══ Data extract

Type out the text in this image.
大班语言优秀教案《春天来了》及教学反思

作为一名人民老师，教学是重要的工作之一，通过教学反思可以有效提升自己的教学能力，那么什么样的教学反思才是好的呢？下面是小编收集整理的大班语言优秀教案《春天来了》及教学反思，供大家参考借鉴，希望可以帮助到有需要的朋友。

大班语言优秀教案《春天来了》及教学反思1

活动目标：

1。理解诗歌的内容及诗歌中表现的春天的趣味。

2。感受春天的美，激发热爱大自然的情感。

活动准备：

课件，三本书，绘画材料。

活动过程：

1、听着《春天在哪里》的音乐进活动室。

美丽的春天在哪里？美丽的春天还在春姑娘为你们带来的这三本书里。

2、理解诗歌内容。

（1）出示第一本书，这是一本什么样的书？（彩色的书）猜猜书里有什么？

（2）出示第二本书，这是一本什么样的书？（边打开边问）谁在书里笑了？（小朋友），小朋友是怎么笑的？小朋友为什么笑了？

════

- [Instructions to follow]: Here, the records must be output exactly and in full.

- [Complete answer]:
Type out the text in this image.
大班语言优秀教案《春天来了》及教学反思

作为一名人民老师，教学是重要的工作之一，通过教学反思可以有效提升自己的教学能力，那么什么样的教学反思才是好的呢？下面是小编收集整理的大班语言优秀教案《春天来了》及教学反思，供大家参考借鉴，希望可以帮助到有需要的朋友。

大班语言优秀教案《春天来了》及教学反思1

活动目标：

1。理解诗歌的内容及诗歌中表现的春天的趣味。

2。感受春天的美，激发热爱大自然的情感。

活动准备：

课件，三本书，绘画材料。

活动过程：

1、听着《春天在哪里》的音乐进活动室。

美丽的春天在哪里？美丽的春天还在春姑娘为你们带来的这三本书里。

2、理解诗歌内容。

（1）出示第一本书，这是一本什么样的书？（彩色的书）猜猜书里有什么？

（2）出示第二本书，这是一本什么样的书？（边打开边问）谁在书里笑了？（小朋友），小朋友是怎么笑的？小朋友为什么笑了？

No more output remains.